**EXERCISE:**
Every entry needs to be printed exactly, please.

* * * * * * * * *

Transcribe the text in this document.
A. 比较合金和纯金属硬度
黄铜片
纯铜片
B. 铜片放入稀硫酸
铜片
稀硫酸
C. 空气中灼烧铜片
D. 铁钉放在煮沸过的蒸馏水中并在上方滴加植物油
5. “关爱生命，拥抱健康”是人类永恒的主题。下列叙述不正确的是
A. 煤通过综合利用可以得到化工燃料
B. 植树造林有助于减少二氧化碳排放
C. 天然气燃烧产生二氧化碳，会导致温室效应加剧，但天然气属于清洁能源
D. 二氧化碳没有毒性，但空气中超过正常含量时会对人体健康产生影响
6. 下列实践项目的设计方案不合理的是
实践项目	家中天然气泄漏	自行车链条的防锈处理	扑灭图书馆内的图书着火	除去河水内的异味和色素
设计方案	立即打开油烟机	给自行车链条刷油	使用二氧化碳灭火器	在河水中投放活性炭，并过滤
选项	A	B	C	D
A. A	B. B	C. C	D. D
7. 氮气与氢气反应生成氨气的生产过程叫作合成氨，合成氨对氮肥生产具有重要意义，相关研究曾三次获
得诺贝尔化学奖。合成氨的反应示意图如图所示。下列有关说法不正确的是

* * * * * * * * *

**CORRECT OUTPUT:**
Transcribe the text in this document.
A. 比较合金和纯金属硬度
黄铜片
纯铜片
B. 铜片放入稀硫酸
铜片
稀硫酸
C. 空气中灼烧铜片
D. 铁钉放在煮沸过的蒸馏水中并在上方滴加植物油
5. “关爱生命，拥抱健康”是人类永恒的主题。下列叙述不正确的是
A. 煤通过综合利用可以得到化工燃料
B. 植树造林有助于减少二氧化碳排放
C. 天然气燃烧产生二氧化碳，会导致温室效应加剧，但天然气属于清洁能源
D. 二氧化碳没有毒性，但空气中超过正常含量时会对人体健康产生影响
6. 下列实践项目的设计方案不合理的是
实践项目	家中天然气泄漏	自行车链条的防锈处理	扑灭图书馆内的图书着火	除去河水内的异味和色素
设计方案	立即打开油烟机	给自行车链条刷油	使用二氧化碳灭火器	在河水中投放活性炭，并过滤
选项	A	B	C	D
A. A	B. B	C. C	D. D
7. 氮气与氢气反应生成氨气的生产过程叫作合成氨，合成氨对氮肥生产具有重要意义，相关研究曾三次获
得诺贝尔化学奖。合成氨的反应示意图如图所示。下列有关说法不正确的是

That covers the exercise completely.